WHAT TO WORK ON: Can you reproduce the data beneath, keeping every line exact?

MATERIAL:
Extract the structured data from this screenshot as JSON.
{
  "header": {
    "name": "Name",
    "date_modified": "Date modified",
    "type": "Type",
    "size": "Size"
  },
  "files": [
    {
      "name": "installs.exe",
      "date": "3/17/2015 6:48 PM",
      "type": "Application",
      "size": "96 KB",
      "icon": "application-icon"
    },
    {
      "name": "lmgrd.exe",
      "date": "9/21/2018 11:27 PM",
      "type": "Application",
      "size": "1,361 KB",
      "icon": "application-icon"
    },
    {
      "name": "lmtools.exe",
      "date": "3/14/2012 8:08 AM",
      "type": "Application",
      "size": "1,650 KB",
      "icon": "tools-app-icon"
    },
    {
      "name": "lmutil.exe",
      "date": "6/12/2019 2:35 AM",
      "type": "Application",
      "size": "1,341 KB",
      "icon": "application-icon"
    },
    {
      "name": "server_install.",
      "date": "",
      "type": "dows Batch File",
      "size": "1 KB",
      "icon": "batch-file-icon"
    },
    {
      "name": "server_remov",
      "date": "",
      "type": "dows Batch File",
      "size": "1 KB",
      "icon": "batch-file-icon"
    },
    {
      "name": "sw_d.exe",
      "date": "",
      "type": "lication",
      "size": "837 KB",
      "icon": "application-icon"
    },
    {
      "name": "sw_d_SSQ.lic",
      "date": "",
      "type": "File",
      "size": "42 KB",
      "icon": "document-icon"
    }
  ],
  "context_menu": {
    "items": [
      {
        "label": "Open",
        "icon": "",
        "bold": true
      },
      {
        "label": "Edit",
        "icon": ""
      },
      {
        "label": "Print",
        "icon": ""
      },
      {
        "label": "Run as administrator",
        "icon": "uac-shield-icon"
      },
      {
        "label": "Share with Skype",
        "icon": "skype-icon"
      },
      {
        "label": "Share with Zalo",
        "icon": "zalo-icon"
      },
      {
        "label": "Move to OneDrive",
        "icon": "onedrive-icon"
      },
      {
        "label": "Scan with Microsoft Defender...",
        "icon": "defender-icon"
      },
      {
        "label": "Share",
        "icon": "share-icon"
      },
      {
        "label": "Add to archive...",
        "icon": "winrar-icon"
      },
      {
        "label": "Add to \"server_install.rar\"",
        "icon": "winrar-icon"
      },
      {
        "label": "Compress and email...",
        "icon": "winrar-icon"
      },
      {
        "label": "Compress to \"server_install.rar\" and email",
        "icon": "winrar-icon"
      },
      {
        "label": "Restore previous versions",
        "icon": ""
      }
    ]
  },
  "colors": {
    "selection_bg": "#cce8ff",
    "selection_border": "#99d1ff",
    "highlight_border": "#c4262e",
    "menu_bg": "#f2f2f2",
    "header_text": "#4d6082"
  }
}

THE SOLUTION:
Extract the structured data from this screenshot as JSON.
{
  "header": {
    "name": "Name",
    "date_modified": "Date modified",
    "type": "Type",
    "size": "Size"
  },
  "files": [
    {
      "name": "installs.exe",
      "date": "3/17/2015 6:48 PM",
      "type": "Application",
      "size": "96 KB",
      "icon": "application-icon"
    },
    {
      "name": "lmgrd.exe",
      "date": "9/21/2018 11:27 PM",
      "type": "Application",
      "size": "1,361 KB",
      "icon": "application-icon"
    },
    {
      "name": "lmtools.exe",
      "date": "3/14/2012 8:08 AM",
      "type": "Application",
      "size": "1,650 KB",
      "icon": "tools-app-icon"
    },
    {
      "name": "lmutil.exe",
      "date": "6/12/2019 2:35 AM",
      "type": "Application",
      "size": "1,341 KB",
      "icon": "application-icon"
    },
    {
      "name": "server_install.",
      "date": "",
      "type": "dows Batch File",
      "size": "1 KB",
      "icon": "batch-file-icon"
    },
    {
      "name": "server_remov",
      "date": "",
      "type": "dows Batch File",
      "size": "1 KB",
      "icon": "batch-file-icon"
    },
    {
      "name": "sw_d.exe",
      "date": "",
      "type": "lication",
      "size": "837 KB",
      "icon": "application-icon"
    },
    {
      "name": "sw_d_SSQ.lic",
      "date": "",
      "type": "File",
      "size": "42 KB",
      "icon": "document-icon"
    }
  ],
  "context_menu": {
    "items": [
      {
        "label": "Open",
        "icon": "",
        "bold": true
      },
      {
        "label": "Edit",
        "icon": ""
      },
      {
        "label": "Print",
        "icon": ""
      },
      {
        "label": "Run as administrator",
        "icon": "uac-shield-icon"
      },
      {
        "label": "Share with Skype",
        "icon": "skype-icon"
      },
      {
        "label": "Share with Zalo",
        "icon": "zalo-icon"
      },
      {
        "label": "Move to OneDrive",
        "icon": "onedrive-icon"
      },
      {
        "label": "Scan with Microsoft Defender...",
        "icon": "defender-icon"
      },
      {
        "label": "Share",
        "icon": "share-icon"
      },
      {
        "label": "Add to archive...",
        "icon": "winrar-icon"
      },
      {
        "label": "Add to \"server_install.rar\"",
        "icon": "winrar-icon"
      },
      {
        "label": "Compress and email...",
        "icon": "winrar-icon"
      },
      {
        "label": "Compress to \"server_install.rar\" and email",
        "icon": "winrar-icon"
      },
      {
        "label": "Restore previous versions",
        "icon": ""
      }
    ]
  },
  "colors": {
    "selection_bg": "#cce8ff",
    "selection_border": "#99d1ff",
    "highlight_border": "#c4262e",
    "menu_bg": "#f2f2f2",
    "header_text": "#4d6082"
  }
}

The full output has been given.